# TO BE DONE:
Find the word "student" in the material below and gather every line that contains it.

────────

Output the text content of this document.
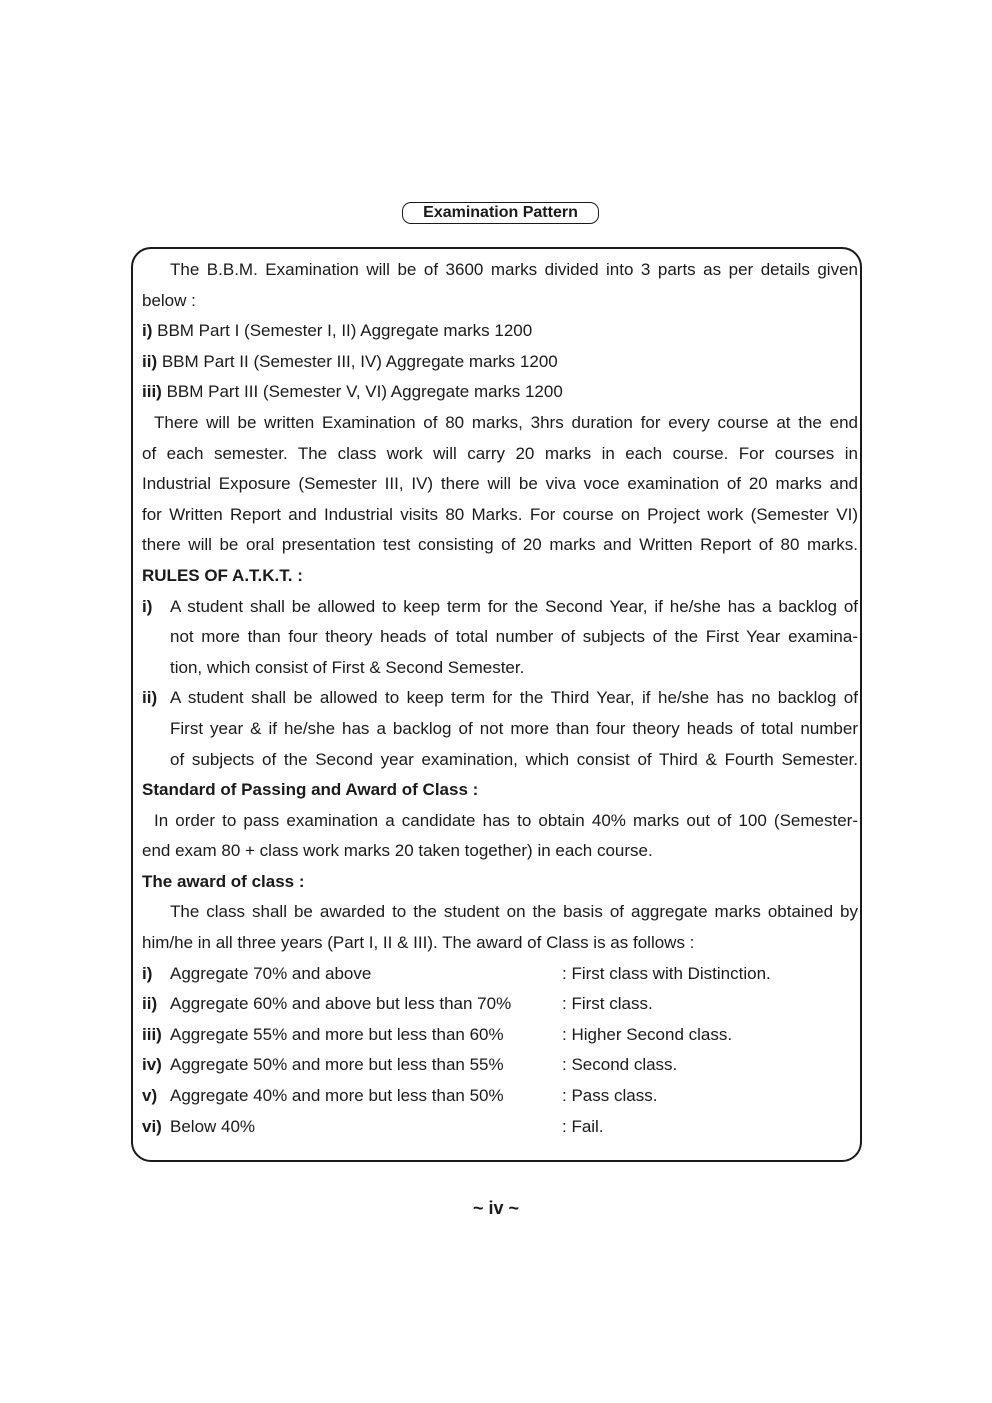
Examination Pattern
The B.B.M. Examination will be of 3600 marks divided into 3 parts as per details given
below :
i) BBM Part I (Semester I, II) Aggregate marks 1200
ii) BBM Part II (Semester III, IV) Aggregate marks 1200
iii) BBM Part III (Semester V, VI) Aggregate marks 1200
There will be written Examination of 80 marks, 3hrs duration for every course at the end
of each semester. The class work will carry 20 marks in each course. For courses in
Industrial Exposure (Semester III, IV) there will be viva voce examination of 20 marks and
for Written Report and Industrial visits 80 Marks. For course on Project work (Semester VI)
there will be oral presentation test consisting of 20 marks and Written Report of 80 marks.
RULES OF A.T.K.T. :
i) A student shall be allowed to keep term for the Second Year, if he/she has a backlog of
not more than four theory heads of total number of subjects of the First Year examina-
tion, which consist of First & Second Semester.
ii) A student shall be allowed to keep term for the Third Year, if he/she has no backlog of
First year & if he/she has a backlog of not more than four theory heads of total number
of subjects of the Second year examination, which consist of Third & Fourth Semester.
Standard of Passing and Award of Class :
In order to pass examination a candidate has to obtain 40% marks out of 100 (Semester-
end exam 80 + class work marks 20 taken together) in each course.
The award of class :
The class shall be awarded to the student on the basis of aggregate marks obtained by
him/he in all three years (Part I, II & III). The award of Class is as follows :
i) Aggregate 70% and above	: First class with Distinction.
ii) Aggregate 60% and above but less than 70%	: First class.
iii) Aggregate 55% and more but less than 60%	: Higher Second class.
iv) Aggregate 50% and more but less than 55%	: Second class.
v) Aggregate 40% and more but less than 50%	: Pass class.
vi) Below 40%	: Fail.
~ iv ~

────────

# TASK RESPONSE:
i) A student shall be allowed to keep term for the Second Year, if he/she has a backlog of
ii) A student shall be allowed to keep term for the Third Year, if he/she has no backlog of
The class shall be awarded to the student on the basis of aggregate marks obtained by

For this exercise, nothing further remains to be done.